### AIM OF THE TASK
Review the material line by line. Identify and copy every line that contains the string "screenshot".

-- START --

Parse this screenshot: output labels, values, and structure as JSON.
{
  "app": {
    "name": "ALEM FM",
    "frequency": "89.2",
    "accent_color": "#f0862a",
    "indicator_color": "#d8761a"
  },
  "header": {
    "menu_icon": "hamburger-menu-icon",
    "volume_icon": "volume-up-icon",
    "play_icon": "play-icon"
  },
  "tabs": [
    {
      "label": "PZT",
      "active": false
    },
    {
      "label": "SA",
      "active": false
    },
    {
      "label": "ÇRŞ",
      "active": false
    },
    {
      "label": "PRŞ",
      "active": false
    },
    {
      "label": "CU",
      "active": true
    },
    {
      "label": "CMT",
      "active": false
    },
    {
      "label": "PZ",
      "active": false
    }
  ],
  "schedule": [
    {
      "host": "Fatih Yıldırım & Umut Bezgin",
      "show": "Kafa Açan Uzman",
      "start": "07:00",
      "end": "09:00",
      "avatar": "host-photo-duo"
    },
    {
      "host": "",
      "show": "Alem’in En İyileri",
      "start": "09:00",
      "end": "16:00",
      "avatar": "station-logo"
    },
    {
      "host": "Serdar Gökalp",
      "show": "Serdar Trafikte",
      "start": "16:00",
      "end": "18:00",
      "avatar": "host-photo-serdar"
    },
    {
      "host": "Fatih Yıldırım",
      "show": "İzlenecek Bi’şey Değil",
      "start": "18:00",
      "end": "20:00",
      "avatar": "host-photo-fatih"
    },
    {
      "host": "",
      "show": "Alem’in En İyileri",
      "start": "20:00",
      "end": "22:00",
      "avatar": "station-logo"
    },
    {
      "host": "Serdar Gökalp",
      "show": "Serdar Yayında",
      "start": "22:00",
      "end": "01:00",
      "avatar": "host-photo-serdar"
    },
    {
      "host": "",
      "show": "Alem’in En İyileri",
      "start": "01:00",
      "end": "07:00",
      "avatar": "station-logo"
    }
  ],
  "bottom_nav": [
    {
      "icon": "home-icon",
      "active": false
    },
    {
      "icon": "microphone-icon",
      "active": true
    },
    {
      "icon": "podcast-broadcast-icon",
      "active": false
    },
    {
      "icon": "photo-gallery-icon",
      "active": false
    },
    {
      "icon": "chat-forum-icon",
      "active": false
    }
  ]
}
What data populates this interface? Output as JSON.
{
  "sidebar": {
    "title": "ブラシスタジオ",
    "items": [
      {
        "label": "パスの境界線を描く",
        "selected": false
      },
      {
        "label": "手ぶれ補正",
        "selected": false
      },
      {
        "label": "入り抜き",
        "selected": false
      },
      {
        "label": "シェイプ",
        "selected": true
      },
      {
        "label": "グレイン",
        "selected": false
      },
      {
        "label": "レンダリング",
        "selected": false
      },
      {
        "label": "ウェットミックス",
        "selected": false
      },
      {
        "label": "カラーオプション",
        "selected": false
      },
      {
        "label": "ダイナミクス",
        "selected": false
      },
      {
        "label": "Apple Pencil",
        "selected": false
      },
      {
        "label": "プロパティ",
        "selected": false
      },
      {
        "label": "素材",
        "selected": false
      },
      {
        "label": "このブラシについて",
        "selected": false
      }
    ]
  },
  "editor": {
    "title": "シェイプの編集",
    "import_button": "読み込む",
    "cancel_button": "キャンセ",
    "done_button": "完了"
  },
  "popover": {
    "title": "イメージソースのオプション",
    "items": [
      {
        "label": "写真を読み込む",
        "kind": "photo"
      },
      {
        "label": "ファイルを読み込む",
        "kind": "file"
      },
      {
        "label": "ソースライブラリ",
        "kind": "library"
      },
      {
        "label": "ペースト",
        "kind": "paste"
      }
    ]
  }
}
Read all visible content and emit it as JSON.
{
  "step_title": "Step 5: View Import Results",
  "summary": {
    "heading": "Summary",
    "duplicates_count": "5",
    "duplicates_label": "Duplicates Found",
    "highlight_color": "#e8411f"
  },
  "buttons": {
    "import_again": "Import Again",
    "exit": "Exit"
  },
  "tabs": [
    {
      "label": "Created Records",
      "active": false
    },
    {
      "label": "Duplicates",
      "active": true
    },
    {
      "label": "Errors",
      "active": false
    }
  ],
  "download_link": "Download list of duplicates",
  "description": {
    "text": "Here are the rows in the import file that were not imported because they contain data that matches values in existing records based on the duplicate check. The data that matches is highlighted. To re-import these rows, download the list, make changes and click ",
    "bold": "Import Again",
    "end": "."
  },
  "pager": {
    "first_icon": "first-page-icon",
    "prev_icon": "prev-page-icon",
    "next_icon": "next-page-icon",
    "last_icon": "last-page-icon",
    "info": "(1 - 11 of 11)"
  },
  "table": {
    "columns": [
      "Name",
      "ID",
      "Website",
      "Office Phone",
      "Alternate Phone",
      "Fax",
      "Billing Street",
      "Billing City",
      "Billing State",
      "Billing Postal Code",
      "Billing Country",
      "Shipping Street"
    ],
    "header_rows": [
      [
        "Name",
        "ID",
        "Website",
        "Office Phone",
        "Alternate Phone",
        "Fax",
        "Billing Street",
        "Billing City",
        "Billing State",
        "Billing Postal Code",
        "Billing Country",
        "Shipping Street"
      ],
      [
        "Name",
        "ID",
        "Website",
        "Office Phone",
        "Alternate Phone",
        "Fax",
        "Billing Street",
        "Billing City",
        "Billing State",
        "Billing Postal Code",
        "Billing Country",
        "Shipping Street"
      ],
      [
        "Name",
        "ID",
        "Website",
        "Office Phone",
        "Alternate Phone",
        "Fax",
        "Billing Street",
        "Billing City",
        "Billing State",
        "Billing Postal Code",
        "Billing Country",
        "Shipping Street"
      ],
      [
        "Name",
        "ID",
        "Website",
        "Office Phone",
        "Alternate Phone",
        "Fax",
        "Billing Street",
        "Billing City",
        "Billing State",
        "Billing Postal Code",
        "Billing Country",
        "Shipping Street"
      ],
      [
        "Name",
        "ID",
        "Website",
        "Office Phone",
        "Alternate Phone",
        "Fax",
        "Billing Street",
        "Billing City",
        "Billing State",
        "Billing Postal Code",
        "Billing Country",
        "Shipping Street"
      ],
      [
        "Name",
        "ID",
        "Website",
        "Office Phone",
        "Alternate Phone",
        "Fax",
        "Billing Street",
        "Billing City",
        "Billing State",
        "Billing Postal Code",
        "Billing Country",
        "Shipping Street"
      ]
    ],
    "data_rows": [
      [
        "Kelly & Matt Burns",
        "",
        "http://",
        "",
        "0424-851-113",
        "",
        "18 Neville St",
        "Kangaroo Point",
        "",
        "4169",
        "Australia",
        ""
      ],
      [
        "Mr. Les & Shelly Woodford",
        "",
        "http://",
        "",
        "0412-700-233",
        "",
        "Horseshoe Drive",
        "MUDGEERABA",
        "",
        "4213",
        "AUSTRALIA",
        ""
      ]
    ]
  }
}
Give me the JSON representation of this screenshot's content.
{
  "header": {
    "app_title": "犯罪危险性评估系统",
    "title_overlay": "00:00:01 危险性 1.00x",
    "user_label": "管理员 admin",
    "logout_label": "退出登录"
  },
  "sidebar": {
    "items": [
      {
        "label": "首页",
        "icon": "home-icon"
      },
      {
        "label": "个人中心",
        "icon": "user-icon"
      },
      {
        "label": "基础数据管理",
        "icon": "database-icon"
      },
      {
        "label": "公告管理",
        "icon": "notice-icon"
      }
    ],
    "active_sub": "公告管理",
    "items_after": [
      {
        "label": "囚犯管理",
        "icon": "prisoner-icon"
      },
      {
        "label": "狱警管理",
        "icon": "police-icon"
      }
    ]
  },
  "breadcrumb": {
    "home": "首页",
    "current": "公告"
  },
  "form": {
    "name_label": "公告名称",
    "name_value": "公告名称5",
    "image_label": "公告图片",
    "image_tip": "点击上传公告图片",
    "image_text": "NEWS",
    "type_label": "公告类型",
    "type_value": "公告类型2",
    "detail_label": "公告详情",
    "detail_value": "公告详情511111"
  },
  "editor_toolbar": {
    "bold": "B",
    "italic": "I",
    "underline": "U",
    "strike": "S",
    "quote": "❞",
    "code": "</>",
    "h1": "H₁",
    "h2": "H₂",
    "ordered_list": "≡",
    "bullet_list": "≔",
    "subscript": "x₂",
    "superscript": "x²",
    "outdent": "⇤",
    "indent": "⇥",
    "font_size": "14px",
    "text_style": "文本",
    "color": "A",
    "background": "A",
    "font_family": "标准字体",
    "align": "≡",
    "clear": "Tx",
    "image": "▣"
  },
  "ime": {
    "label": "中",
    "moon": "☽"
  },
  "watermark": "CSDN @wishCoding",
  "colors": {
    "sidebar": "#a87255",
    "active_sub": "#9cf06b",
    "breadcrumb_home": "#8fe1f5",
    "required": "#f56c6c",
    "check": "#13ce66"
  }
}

-- END --

### COMPLETED TASK
Parse this screenshot: output labels, values, and structure as JSON.
Give me the JSON representation of this screenshot's content.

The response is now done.